WORK TO DO: Your task is to retype each line of the data below exactly.

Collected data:
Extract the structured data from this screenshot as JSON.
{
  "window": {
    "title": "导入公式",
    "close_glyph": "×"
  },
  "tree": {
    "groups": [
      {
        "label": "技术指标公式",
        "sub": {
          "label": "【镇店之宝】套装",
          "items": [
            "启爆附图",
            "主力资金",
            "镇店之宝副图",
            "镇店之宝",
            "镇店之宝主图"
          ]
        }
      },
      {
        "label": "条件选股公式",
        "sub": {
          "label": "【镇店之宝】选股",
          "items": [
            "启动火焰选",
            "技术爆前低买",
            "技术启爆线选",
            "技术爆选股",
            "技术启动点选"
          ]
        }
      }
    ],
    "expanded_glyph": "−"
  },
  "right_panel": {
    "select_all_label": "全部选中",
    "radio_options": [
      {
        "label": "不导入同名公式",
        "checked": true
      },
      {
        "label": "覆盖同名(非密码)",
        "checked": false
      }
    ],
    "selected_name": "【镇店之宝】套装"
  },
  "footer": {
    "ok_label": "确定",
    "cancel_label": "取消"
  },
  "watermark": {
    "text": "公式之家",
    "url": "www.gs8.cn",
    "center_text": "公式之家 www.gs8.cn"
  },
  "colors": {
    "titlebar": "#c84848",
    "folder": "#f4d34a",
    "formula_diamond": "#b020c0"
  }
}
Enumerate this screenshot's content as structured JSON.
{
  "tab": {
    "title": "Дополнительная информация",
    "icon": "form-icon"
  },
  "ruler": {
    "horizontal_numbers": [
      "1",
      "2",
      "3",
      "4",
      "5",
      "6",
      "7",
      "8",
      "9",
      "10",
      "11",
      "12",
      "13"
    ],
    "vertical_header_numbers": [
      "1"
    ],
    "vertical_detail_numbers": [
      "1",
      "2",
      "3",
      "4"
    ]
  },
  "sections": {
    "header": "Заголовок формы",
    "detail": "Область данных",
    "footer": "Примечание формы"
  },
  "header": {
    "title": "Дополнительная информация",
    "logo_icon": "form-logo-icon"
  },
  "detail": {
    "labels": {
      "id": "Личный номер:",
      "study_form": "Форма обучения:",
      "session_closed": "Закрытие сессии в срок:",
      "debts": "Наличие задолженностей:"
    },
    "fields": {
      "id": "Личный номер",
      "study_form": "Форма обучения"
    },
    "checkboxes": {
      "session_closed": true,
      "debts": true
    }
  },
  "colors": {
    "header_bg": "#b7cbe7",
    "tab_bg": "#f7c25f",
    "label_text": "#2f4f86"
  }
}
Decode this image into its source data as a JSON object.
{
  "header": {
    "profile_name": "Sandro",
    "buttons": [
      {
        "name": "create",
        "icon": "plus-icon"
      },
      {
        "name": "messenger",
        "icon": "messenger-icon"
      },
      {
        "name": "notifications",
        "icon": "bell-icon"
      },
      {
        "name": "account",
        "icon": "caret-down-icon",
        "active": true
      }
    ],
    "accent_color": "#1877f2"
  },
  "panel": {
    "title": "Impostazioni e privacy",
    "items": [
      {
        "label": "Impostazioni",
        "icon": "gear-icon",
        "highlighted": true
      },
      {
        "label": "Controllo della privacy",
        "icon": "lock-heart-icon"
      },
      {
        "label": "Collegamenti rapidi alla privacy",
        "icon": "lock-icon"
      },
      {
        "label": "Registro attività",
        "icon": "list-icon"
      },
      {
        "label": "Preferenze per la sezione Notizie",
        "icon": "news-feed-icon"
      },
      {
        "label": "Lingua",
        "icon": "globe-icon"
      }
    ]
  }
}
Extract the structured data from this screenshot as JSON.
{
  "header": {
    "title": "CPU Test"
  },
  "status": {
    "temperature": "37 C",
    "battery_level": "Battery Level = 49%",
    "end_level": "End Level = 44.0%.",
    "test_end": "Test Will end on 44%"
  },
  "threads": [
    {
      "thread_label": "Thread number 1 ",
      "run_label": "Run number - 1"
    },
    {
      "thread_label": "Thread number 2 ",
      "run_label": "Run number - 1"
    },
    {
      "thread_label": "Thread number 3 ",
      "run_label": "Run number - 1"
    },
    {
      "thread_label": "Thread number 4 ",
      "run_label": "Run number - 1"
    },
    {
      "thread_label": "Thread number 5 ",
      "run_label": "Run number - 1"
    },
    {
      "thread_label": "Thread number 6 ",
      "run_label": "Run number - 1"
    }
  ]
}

EXERCISE RESULT:
Extract the structured data from this screenshot as JSON.
{
  "window": {
    "title": "导入公式",
    "close_glyph": "×"
  },
  "tree": {
    "groups": [
      {
        "label": "技术指标公式",
        "sub": {
          "label": "【镇店之宝】套装",
          "items": [
            "启爆附图",
            "主力资金",
            "镇店之宝副图",
            "镇店之宝",
            "镇店之宝主图"
          ]
        }
      },
      {
        "label": "条件选股公式",
        "sub": {
          "label": "【镇店之宝】选股",
          "items": [
            "启动火焰选",
            "技术爆前低买",
            "技术启爆线选",
            "技术爆选股",
            "技术启动点选"
          ]
        }
      }
    ],
    "expanded_glyph": "−"
  },
  "right_panel": {
    "select_all_label": "全部选中",
    "radio_options": [
      {
        "label": "不导入同名公式",
        "checked": true
      },
      {
        "label": "覆盖同名(非密码)",
        "checked": false
      }
    ],
    "selected_name": "【镇店之宝】套装"
  },
  "footer": {
    "ok_label": "确定",
    "cancel_label": "取消"
  },
  "watermark": {
    "text": "公式之家",
    "url": "www.gs8.cn",
    "center_text": "公式之家 www.gs8.cn"
  },
  "colors": {
    "titlebar": "#c84848",
    "folder": "#f4d34a",
    "formula_diamond": "#b020c0"
  }
}
Enumerate this screenshot's content as structured JSON.
{
  "tab": {
    "title": "Дополнительная информация",
    "icon": "form-icon"
  },
  "ruler": {
    "horizontal_numbers": [
      "1",
      "2",
      "3",
      "4",
      "5",
      "6",
      "7",
      "8",
      "9",
      "10",
      "11",
      "12",
      "13"
    ],
    "vertical_header_numbers": [
      "1"
    ],
    "vertical_detail_numbers": [
      "1",
      "2",
      "3",
      "4"
    ]
  },
  "sections": {
    "header": "Заголовок формы",
    "detail": "Область данных",
    "footer": "Примечание формы"
  },
  "header": {
    "title": "Дополнительная информация",
    "logo_icon": "form-logo-icon"
  },
  "detail": {
    "labels": {
      "id": "Личный номер:",
      "study_form": "Форма обучения:",
      "session_closed": "Закрытие сессии в срок:",
      "debts": "Наличие задолженностей:"
    },
    "fields": {
      "id": "Личный номер",
      "study_form": "Форма обучения"
    },
    "checkboxes": {
      "session_closed": true,
      "debts": true
    }
  },
  "colors": {
    "header_bg": "#b7cbe7",
    "tab_bg": "#f7c25f",
    "label_text": "#2f4f86"
  }
}
Decode this image into its source data as a JSON object.
{
  "header": {
    "profile_name": "Sandro",
    "buttons": [
      {
        "name": "create",
        "icon": "plus-icon"
      },
      {
        "name": "messenger",
        "icon": "messenger-icon"
      },
      {
        "name": "notifications",
        "icon": "bell-icon"
      },
      {
        "name": "account",
        "icon": "caret-down-icon",
        "active": true
      }
    ],
    "accent_color": "#1877f2"
  },
  "panel": {
    "title": "Impostazioni e privacy",
    "items": [
      {
        "label": "Impostazioni",
        "icon": "gear-icon",
        "highlighted": true
      },
      {
        "label": "Controllo della privacy",
        "icon": "lock-heart-icon"
      },
      {
        "label": "Collegamenti rapidi alla privacy",
        "icon": "lock-icon"
      },
      {
        "label": "Registro attività",
        "icon": "list-icon"
      },
      {
        "label": "Preferenze per la sezione Notizie",
        "icon": "news-feed-icon"
      },
      {
        "label": "Lingua",
        "icon": "globe-icon"
      }
    ]
  }
}
Extract the structured data from this screenshot as JSON.
{
  "header": {
    "title": "CPU Test"
  },
  "status": {
    "temperature": "37 C",
    "battery_level": "Battery Level = 49%",
    "end_level": "End Level = 44.0%.",
    "test_end": "Test Will end on 44%"
  },
  "threads": [
    {
      "thread_label": "Thread number 1 ",
      "run_label": "Run number - 1"
    },
    {
      "thread_label": "Thread number 2 ",
      "run_label": "Run number - 1"
    },
    {
      "thread_label": "Thread number 3 ",
      "run_label": "Run number - 1"
    },
    {
      "thread_label": "Thread number 4 ",
      "run_label": "Run number - 1"
    },
    {
      "thread_label": "Thread number 5 ",
      "run_label": "Run number - 1"
    },
    {
      "thread_label": "Thread number 6 ",
      "run_label": "Run number - 1"
    }
  ]
}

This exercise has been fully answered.